### Tarefas propostas
A. Transcreva do texto sobre o Ministério Público o trecho que vai de "Em outras palavras, o" até "Público da União.".
B. Reproduza somente as linhas, do início delas até a linha que contém "candle-body: [597, 188, 604, 205]", inclusive, substituindo "level-label" por "price-level-label" e sem alterar mais nada.

### Trecho exibido
※

Em outras palavras, o Ministério Público é uma
instituição unitária ainda que haja
repartição de competências entre o Ministério Público da União e os dos
Estados, mas, a unidade expressa a ideia de que “a apenas uma instituição, e
não a várias, cabe o exercício das funções institucionais” (Pedro
Roberto Decoiman. Comentários
à Lei Orgânica Nacional do Ministério Público: Lei nº 8.625, de 12.02.1993,
Belo Horizonte: Editora Fórum, 2011, 2ª ed., p. 35). Não há falar, assim, em sujeição, vinculação administrativa ou
funcional de um ramo do Ministério Público a outro, exceto para aquelas
carreiras que a Constituição quis organizar de forma anômala, como as que
integram as carreiras do Ministério Público da União.
Neste
sentido, em declaração de voto o Ministro Carlos Ayres
Britto sintetizou a diferença entre unidade e indivisibilidade, denotando a
natureza administrativa daquele princípio:
“enquanto o
princípio da unidade do Ministério Público é de caráter administrativo, a
partir da ideia força de que o Ministério Público tem um só chefe, a
indivisibilidade diz com a atuação do Ministério Público em juízo” (STF, ADI
932-SP, Tribunal Pleno, Rel. Min. Ricardo Lewandowski, 12-12-2010, m.v., DJe 09-05-2011).
A cada uma das esferas de Ministério Público foi assegurada
autonomia - poder que a instituição goza para dar direção própria aos assuntos
de sua própria competência ou, mais simplesmente, para administrar a si mesma,
impedindo que receba ordens ou injunções de outros órgãos estatais – o que
garante a efetiva independência funcional do Ministério Público e compreende,
entre outros, a capacidade para decidir mediante critérios ou juízos de sua
própria escolha sem observar ordens ou injunções de autoridades estranhas ao
quadro institucional.

※

### Linhas do exercício
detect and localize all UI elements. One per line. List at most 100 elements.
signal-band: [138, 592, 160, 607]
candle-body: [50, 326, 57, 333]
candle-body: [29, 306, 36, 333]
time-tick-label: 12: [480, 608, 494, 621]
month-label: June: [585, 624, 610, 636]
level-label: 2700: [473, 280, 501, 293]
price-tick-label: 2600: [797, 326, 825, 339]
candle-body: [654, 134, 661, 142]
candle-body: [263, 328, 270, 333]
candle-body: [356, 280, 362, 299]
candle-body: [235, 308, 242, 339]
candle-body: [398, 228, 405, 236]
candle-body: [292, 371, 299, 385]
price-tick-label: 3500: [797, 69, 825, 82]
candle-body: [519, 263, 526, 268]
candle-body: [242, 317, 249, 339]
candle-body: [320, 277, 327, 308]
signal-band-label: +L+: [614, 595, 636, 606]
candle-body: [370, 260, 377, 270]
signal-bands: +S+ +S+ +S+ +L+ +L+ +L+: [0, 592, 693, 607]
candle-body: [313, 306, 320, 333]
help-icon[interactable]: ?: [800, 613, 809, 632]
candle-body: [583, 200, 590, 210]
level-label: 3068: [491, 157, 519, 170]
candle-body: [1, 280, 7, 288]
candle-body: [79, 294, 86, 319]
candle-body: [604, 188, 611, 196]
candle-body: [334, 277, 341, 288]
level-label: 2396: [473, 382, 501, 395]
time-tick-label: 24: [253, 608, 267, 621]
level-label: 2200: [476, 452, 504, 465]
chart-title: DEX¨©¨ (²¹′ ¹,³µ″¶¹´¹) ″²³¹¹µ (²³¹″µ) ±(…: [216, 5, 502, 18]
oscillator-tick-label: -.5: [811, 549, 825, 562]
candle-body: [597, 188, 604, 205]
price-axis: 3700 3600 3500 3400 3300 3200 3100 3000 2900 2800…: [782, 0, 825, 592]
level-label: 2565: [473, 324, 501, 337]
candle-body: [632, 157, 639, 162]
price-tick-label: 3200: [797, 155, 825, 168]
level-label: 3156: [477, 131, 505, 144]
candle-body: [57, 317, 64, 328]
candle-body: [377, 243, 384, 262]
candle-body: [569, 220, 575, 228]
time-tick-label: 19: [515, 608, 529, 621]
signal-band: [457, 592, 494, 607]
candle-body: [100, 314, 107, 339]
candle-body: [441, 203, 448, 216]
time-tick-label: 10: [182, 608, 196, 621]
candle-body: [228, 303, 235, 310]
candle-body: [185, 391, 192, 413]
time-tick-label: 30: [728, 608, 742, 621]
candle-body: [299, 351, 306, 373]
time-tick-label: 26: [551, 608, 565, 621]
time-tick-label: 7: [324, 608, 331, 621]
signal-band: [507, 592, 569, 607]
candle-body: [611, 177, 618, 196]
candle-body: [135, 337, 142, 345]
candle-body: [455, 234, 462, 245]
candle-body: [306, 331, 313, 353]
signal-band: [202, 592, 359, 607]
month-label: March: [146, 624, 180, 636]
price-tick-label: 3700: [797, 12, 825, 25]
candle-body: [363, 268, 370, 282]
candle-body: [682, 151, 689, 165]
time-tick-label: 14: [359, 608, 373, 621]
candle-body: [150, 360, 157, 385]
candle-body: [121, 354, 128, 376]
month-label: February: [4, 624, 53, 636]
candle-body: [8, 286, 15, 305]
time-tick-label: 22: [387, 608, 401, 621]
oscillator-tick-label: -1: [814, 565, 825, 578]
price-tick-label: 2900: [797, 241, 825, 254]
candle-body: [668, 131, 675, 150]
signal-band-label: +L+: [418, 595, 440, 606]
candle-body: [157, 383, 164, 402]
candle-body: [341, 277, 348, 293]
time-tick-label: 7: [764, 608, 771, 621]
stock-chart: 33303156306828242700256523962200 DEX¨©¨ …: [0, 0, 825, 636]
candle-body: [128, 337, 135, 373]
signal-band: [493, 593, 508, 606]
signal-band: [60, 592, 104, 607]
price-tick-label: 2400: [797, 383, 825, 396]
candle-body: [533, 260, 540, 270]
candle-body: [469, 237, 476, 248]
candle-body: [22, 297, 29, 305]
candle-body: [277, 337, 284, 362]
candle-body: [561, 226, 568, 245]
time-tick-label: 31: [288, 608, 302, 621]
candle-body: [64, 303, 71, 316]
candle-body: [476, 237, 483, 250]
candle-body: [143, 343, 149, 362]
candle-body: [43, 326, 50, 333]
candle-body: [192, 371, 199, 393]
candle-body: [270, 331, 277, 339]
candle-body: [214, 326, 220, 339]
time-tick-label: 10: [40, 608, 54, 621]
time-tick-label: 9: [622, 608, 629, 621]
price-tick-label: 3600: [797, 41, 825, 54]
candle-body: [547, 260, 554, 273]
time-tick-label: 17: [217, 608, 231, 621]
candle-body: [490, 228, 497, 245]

※

### Resultados por tarefa
A.
Em outras palavras, o Ministério Público é uma
instituição unitária ainda que haja
repartição de competências entre o Ministério Público da União e os dos
Estados, mas, a unidade expressa a ideia de que “a apenas uma instituição, e
não a várias, cabe o exercício das funções institucionais” (Pedro
Roberto Decoiman. Comentários
à Lei Orgânica Nacional do Ministério Público: Lei nº 8.625, de 12.02.1993,
Belo Horizonte: Editora Fórum, 2011, 2ª ed., p. 35). Não há falar, assim, em sujeição, vinculação administrativa ou
funcional de um ramo do Ministério Público a outro, exceto para aquelas
carreiras que a Constituição quis organizar de forma anômala, como as que
integram as carreiras do Ministério Público da União.

B.
detect and localize all UI elements. One per line. List at most 100 elements.
signal-band: [138, 592, 160, 607]
candle-body: [50, 326, 57, 333]
candle-body: [29, 306, 36, 333]
time-tick-label: 12: [480, 608, 494, 621]
month-label: June: [585, 624, 610, 636]
price-level-label: 2700: [473, 280, 501, 293]
price-tick-label: 2600: [797, 326, 825, 339]
candle-body: [654, 134, 661, 142]
candle-body: [263, 328, 270, 333]
candle-body: [356, 280, 362, 299]
candle-body: [235, 308, 242, 339]
candle-body: [398, 228, 405, 236]
candle-body: [292, 371, 299, 385]
price-tick-label: 3500: [797, 69, 825, 82]
candle-body: [519, 263, 526, 268]
candle-body: [242, 317, 249, 339]
candle-body: [320, 277, 327, 308]
signal-band-label: +L+: [614, 595, 636, 606]
candle-body: [370, 260, 377, 270]
signal-bands: +S+ +S+ +S+ +L+ +L+ +L+: [0, 592, 693, 607]
candle-body: [313, 306, 320, 333]
help-icon[interactable]: ?: [800, 613, 809, 632]
candle-body: [583, 200, 590, 210]
price-level-label: 3068: [491, 157, 519, 170]
candle-body: [1, 280, 7, 288]
candle-body: [79, 294, 86, 319]
candle-body: [604, 188, 611, 196]
candle-body: [334, 277, 341, 288]
price-level-label: 2396: [473, 382, 501, 395]
time-tick-label: 24: [253, 608, 267, 621]
price-level-label: 2200: [476, 452, 504, 465]
chart-title: DEX¨©¨ (²¹′ ¹,³µ″¶¹´¹) ″²³¹¹µ (²³¹″µ) ±(…: [216, 5, 502, 18]
oscillator-tick-label: -.5: [811, 549, 825, 562]
candle-body: [597, 188, 604, 205]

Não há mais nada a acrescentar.